::: Supplied data

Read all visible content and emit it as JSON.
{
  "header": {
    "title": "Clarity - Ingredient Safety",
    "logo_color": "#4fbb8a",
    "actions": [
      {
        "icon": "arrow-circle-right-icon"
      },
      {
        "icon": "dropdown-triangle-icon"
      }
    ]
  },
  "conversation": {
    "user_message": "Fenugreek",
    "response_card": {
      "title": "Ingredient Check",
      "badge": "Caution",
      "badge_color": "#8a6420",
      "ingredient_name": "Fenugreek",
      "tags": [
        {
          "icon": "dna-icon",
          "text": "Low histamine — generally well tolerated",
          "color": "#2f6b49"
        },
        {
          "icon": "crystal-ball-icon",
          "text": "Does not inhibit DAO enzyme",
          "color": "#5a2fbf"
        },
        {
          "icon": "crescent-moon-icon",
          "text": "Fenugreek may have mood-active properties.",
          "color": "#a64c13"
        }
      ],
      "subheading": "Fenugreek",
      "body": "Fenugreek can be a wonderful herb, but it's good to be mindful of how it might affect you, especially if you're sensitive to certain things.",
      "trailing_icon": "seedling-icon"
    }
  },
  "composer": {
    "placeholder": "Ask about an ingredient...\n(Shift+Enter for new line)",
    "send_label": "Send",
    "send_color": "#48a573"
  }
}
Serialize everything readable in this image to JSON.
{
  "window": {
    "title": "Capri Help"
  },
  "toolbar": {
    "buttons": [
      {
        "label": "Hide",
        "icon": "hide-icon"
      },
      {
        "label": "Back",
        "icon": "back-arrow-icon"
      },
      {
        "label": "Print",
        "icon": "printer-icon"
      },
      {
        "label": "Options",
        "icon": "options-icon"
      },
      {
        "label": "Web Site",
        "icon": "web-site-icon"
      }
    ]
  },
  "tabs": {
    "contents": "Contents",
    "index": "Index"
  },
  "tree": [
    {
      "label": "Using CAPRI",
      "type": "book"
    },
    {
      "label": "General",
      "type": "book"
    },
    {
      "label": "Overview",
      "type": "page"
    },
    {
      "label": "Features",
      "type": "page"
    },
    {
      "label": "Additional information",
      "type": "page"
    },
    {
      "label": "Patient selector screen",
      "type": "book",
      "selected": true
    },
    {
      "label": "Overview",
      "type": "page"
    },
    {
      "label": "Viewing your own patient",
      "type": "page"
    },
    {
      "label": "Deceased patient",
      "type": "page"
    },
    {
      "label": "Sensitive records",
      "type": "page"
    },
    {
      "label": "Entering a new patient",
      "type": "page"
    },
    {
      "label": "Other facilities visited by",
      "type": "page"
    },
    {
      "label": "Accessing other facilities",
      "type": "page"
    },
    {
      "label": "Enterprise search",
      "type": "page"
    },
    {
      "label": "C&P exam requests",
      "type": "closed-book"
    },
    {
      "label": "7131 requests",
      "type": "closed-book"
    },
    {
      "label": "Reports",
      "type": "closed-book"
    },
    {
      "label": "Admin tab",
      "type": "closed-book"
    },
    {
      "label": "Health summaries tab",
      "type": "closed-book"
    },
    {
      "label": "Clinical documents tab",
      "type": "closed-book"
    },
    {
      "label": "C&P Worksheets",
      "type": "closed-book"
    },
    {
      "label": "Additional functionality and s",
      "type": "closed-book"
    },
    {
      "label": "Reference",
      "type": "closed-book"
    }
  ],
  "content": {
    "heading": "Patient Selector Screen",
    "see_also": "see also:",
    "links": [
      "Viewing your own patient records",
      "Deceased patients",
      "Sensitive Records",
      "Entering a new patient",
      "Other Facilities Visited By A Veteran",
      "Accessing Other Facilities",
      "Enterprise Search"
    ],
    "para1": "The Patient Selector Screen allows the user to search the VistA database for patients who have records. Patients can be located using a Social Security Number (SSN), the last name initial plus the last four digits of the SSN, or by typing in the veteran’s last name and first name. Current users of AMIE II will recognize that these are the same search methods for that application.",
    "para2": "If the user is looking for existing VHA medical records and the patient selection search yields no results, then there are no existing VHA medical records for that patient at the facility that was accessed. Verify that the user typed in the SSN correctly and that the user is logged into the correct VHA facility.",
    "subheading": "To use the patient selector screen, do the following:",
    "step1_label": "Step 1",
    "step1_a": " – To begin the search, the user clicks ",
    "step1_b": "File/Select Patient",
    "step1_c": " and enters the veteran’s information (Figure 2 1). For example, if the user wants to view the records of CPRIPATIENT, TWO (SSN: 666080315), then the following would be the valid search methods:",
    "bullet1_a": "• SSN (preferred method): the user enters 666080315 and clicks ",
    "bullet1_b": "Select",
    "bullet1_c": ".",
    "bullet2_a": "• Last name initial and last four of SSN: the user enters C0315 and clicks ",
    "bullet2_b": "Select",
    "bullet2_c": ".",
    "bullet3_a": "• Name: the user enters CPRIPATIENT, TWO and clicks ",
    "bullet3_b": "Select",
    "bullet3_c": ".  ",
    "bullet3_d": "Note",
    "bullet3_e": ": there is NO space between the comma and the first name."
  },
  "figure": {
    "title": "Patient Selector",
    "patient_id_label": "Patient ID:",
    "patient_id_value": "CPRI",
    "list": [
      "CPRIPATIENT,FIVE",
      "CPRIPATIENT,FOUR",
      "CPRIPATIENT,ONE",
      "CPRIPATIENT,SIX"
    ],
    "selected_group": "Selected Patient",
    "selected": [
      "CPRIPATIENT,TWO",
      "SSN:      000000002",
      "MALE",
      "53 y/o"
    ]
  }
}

::::::

• Exercise details:
Go through the data above and repeat all of it exactly.

• Written answer:
Read all visible content and emit it as JSON.
{
  "header": {
    "title": "Clarity - Ingredient Safety",
    "logo_color": "#4fbb8a",
    "actions": [
      {
        "icon": "arrow-circle-right-icon"
      },
      {
        "icon": "dropdown-triangle-icon"
      }
    ]
  },
  "conversation": {
    "user_message": "Fenugreek",
    "response_card": {
      "title": "Ingredient Check",
      "badge": "Caution",
      "badge_color": "#8a6420",
      "ingredient_name": "Fenugreek",
      "tags": [
        {
          "icon": "dna-icon",
          "text": "Low histamine — generally well tolerated",
          "color": "#2f6b49"
        },
        {
          "icon": "crystal-ball-icon",
          "text": "Does not inhibit DAO enzyme",
          "color": "#5a2fbf"
        },
        {
          "icon": "crescent-moon-icon",
          "text": "Fenugreek may have mood-active properties.",
          "color": "#a64c13"
        }
      ],
      "subheading": "Fenugreek",
      "body": "Fenugreek can be a wonderful herb, but it's good to be mindful of how it might affect you, especially if you're sensitive to certain things.",
      "trailing_icon": "seedling-icon"
    }
  },
  "composer": {
    "placeholder": "Ask about an ingredient...\n(Shift+Enter for new line)",
    "send_label": "Send",
    "send_color": "#48a573"
  }
}
Serialize everything readable in this image to JSON.
{
  "window": {
    "title": "Capri Help"
  },
  "toolbar": {
    "buttons": [
      {
        "label": "Hide",
        "icon": "hide-icon"
      },
      {
        "label": "Back",
        "icon": "back-arrow-icon"
      },
      {
        "label": "Print",
        "icon": "printer-icon"
      },
      {
        "label": "Options",
        "icon": "options-icon"
      },
      {
        "label": "Web Site",
        "icon": "web-site-icon"
      }
    ]
  },
  "tabs": {
    "contents": "Contents",
    "index": "Index"
  },
  "tree": [
    {
      "label": "Using CAPRI",
      "type": "book"
    },
    {
      "label": "General",
      "type": "book"
    },
    {
      "label": "Overview",
      "type": "page"
    },
    {
      "label": "Features",
      "type": "page"
    },
    {
      "label": "Additional information",
      "type": "page"
    },
    {
      "label": "Patient selector screen",
      "type": "book",
      "selected": true
    },
    {
      "label": "Overview",
      "type": "page"
    },
    {
      "label": "Viewing your own patient",
      "type": "page"
    },
    {
      "label": "Deceased patient",
      "type": "page"
    },
    {
      "label": "Sensitive records",
      "type": "page"
    },
    {
      "label": "Entering a new patient",
      "type": "page"
    },
    {
      "label": "Other facilities visited by",
      "type": "page"
    },
    {
      "label": "Accessing other facilities",
      "type": "page"
    },
    {
      "label": "Enterprise search",
      "type": "page"
    },
    {
      "label": "C&P exam requests",
      "type": "closed-book"
    },
    {
      "label": "7131 requests",
      "type": "closed-book"
    },
    {
      "label": "Reports",
      "type": "closed-book"
    },
    {
      "label": "Admin tab",
      "type": "closed-book"
    },
    {
      "label": "Health summaries tab",
      "type": "closed-book"
    },
    {
      "label": "Clinical documents tab",
      "type": "closed-book"
    },
    {
      "label": "C&P Worksheets",
      "type": "closed-book"
    },
    {
      "label": "Additional functionality and s",
      "type": "closed-book"
    },
    {
      "label": "Reference",
      "type": "closed-book"
    }
  ],
  "content": {
    "heading": "Patient Selector Screen",
    "see_also": "see also:",
    "links": [
      "Viewing your own patient records",
      "Deceased patients",
      "Sensitive Records",
      "Entering a new patient",
      "Other Facilities Visited By A Veteran",
      "Accessing Other Facilities",
      "Enterprise Search"
    ],
    "para1": "The Patient Selector Screen allows the user to search the VistA database for patients who have records. Patients can be located using a Social Security Number (SSN), the last name initial plus the last four digits of the SSN, or by typing in the veteran’s last name and first name. Current users of AMIE II will recognize that these are the same search methods for that application.",
    "para2": "If the user is looking for existing VHA medical records and the patient selection search yields no results, then there are no existing VHA medical records for that patient at the facility that was accessed. Verify that the user typed in the SSN correctly and that the user is logged into the correct VHA facility.",
    "subheading": "To use the patient selector screen, do the following:",
    "step1_label": "Step 1",
    "step1_a": " – To begin the search, the user clicks ",
    "step1_b": "File/Select Patient",
    "step1_c": " and enters the veteran’s information (Figure 2 1). For example, if the user wants to view the records of CPRIPATIENT, TWO (SSN: 666080315), then the following would be the valid search methods:",
    "bullet1_a": "• SSN (preferred method): the user enters 666080315 and clicks ",
    "bullet1_b": "Select",
    "bullet1_c": ".",
    "bullet2_a": "• Last name initial and last four of SSN: the user enters C0315 and clicks ",
    "bullet2_b": "Select",
    "bullet2_c": ".",
    "bullet3_a": "• Name: the user enters CPRIPATIENT, TWO and clicks ",
    "bullet3_b": "Select",
    "bullet3_c": ".  ",
    "bullet3_d": "Note",
    "bullet3_e": ": there is NO space between the comma and the first name."
  },
  "figure": {
    "title": "Patient Selector",
    "patient_id_label": "Patient ID:",
    "patient_id_value": "CPRI",
    "list": [
      "CPRIPATIENT,FIVE",
      "CPRIPATIENT,FOUR",
      "CPRIPATIENT,ONE",
      "CPRIPATIENT,SIX"
    ],
    "selected_group": "Selected Patient",
    "selected": [
      "CPRIPATIENT,TWO",
      "SSN:      000000002",
      "MALE",
      "53 y/o"
    ]
  }
}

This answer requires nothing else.